**Problem details**
Below is a block of records; return all of them exactly, but without the images.

## START Information provided

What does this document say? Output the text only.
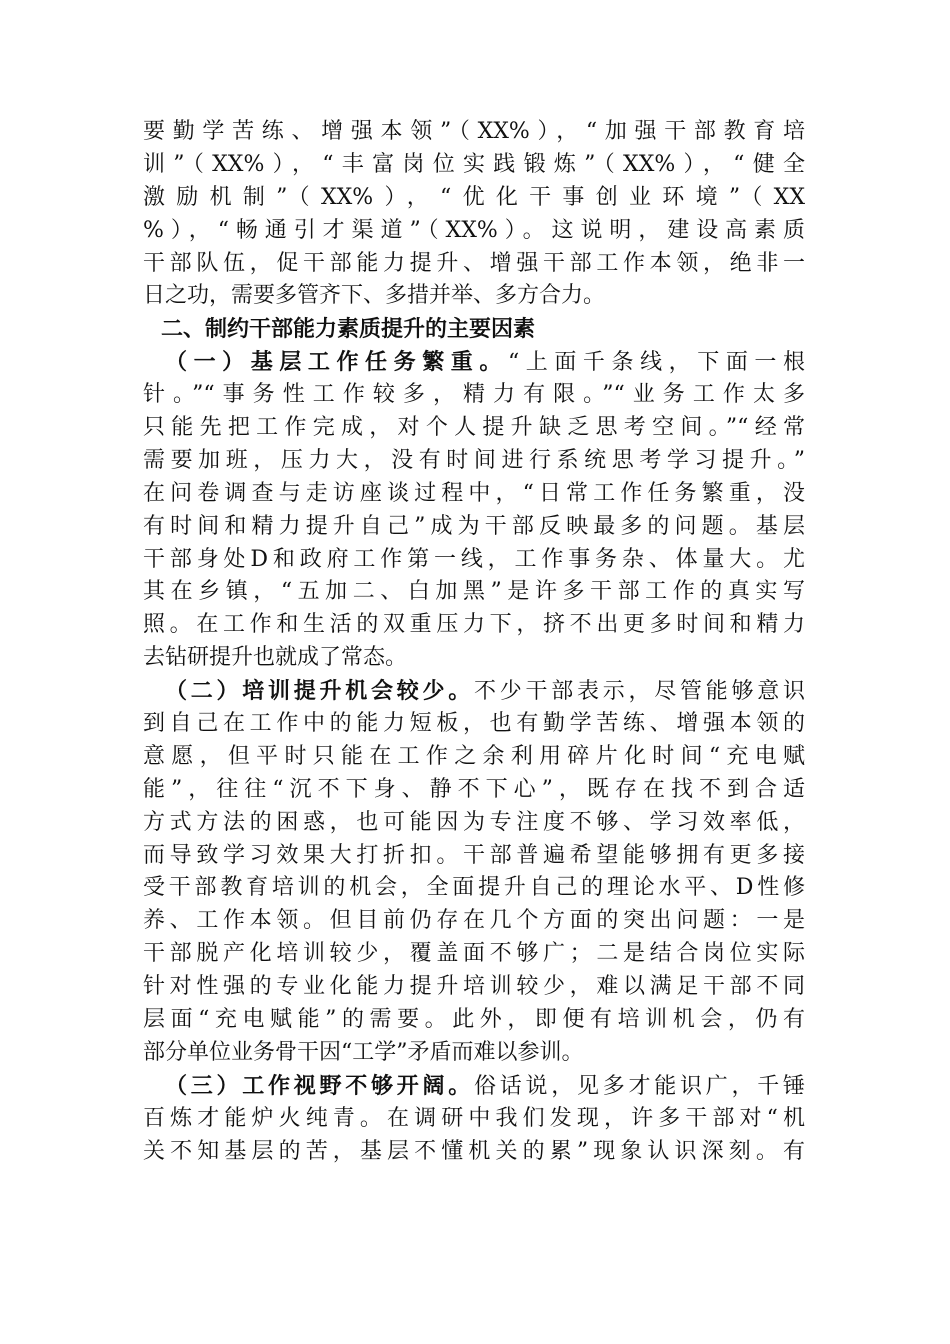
要勤学苦练、增强本领”（XX%），“加强干部教育培
训”（XX%），“丰富岗位实践锻炼”（XX%），“健全
激励机制”（XX%），“优化干事创业环境”（XX
%），“畅通引才渠道”（XX%）。这说明，建设高素质
干部队伍，促干部能力提升、增强干部工作本领，绝非一
日之功，需要多管齐下、多措并举、多方合力。
二、制约干部能力素质提升的主要因素
（一）基层工作任务繁重。“上面千条线，下面一根
针。”“事务性工作较多，精力有限。”“业务工作太多
只能先把工作完成，对个人提升缺乏思考空间。”“经常
需要加班，压力大，没有时间进行系统思考学习提升。”
在问卷调查与走访座谈过程中，“日常工作任务繁重，没
有时间和精力提升自己”成为干部反映最多的问题。基层
干部身处D和政府工作第一线，工作事务杂、体量大。尤
其在乡镇，“五加二、白加黑”是许多干部工作的真实写
照。在工作和生活的双重压力下，挤不出更多时间和精力
去钻研提升也就成了常态。
（二）培训提升机会较少。不少干部表示，尽管能够意识
到自己在工作中的能力短板，也有勤学苦练、增强本领的
意愿，但平时只能在工作之余利用碎片化时间“充电赋
能”，往往“沉不下身、静不下心”，既存在找不到合适
方式方法的困惑，也可能因为专注度不够、学习效率低，
而导致学习效果大打折扣。干部普遍希望能够拥有更多接
受干部教育培训的机会，全面提升自己的理论水平、D性修
养、工作本领。但目前仍存在几个方面的突出问题：一是
干部脱产化培训较少，覆盖面不够广；二是结合岗位实际
针对性强的专业化能力提升培训较少，难以满足干部不同
层面“充电赋能”的需要。此外，即便有培训机会，仍有
部分单位业务骨干因“工学”矛盾而难以参训。
（三）工作视野不够开阔。俗话说，见多才能识广，千锤
百炼才能炉火纯青。在调研中我们发现，许多干部对“机
关不知基层的苦，基层不懂机关的累”现象认识深刻。有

## END Information provided

**Answer to this task**
What does this document say? Output the text only.
要勤学苦练、增强本领”（XX%），“加强干部教育培
训”（XX%），“丰富岗位实践锻炼”（XX%），“健全
激励机制”（XX%），“优化干事创业环境”（XX
%），“畅通引才渠道”（XX%）。这说明，建设高素质
干部队伍，促干部能力提升、增强干部工作本领，绝非一
日之功，需要多管齐下、多措并举、多方合力。
二、制约干部能力素质提升的主要因素
（一）基层工作任务繁重。“上面千条线，下面一根
针。”“事务性工作较多，精力有限。”“业务工作太多
只能先把工作完成，对个人提升缺乏思考空间。”“经常
需要加班，压力大，没有时间进行系统思考学习提升。”
在问卷调查与走访座谈过程中，“日常工作任务繁重，没
有时间和精力提升自己”成为干部反映最多的问题。基层
干部身处D和政府工作第一线，工作事务杂、体量大。尤
其在乡镇，“五加二、白加黑”是许多干部工作的真实写
照。在工作和生活的双重压力下，挤不出更多时间和精力
去钻研提升也就成了常态。
（二）培训提升机会较少。不少干部表示，尽管能够意识
到自己在工作中的能力短板，也有勤学苦练、增强本领的
意愿，但平时只能在工作之余利用碎片化时间“充电赋
能”，往往“沉不下身、静不下心”，既存在找不到合适
方式方法的困惑，也可能因为专注度不够、学习效率低，
而导致学习效果大打折扣。干部普遍希望能够拥有更多接
受干部教育培训的机会，全面提升自己的理论水平、D性修
养、工作本领。但目前仍存在几个方面的突出问题：一是
干部脱产化培训较少，覆盖面不够广；二是结合岗位实际
针对性强的专业化能力提升培训较少，难以满足干部不同
层面“充电赋能”的需要。此外，即便有培训机会，仍有
部分单位业务骨干因“工学”矛盾而难以参训。
（三）工作视野不够开阔。俗话说，见多才能识广，千锤
百炼才能炉火纯青。在调研中我们发现，许多干部对“机
关不知基层的苦，基层不懂机关的累”现象认识深刻。有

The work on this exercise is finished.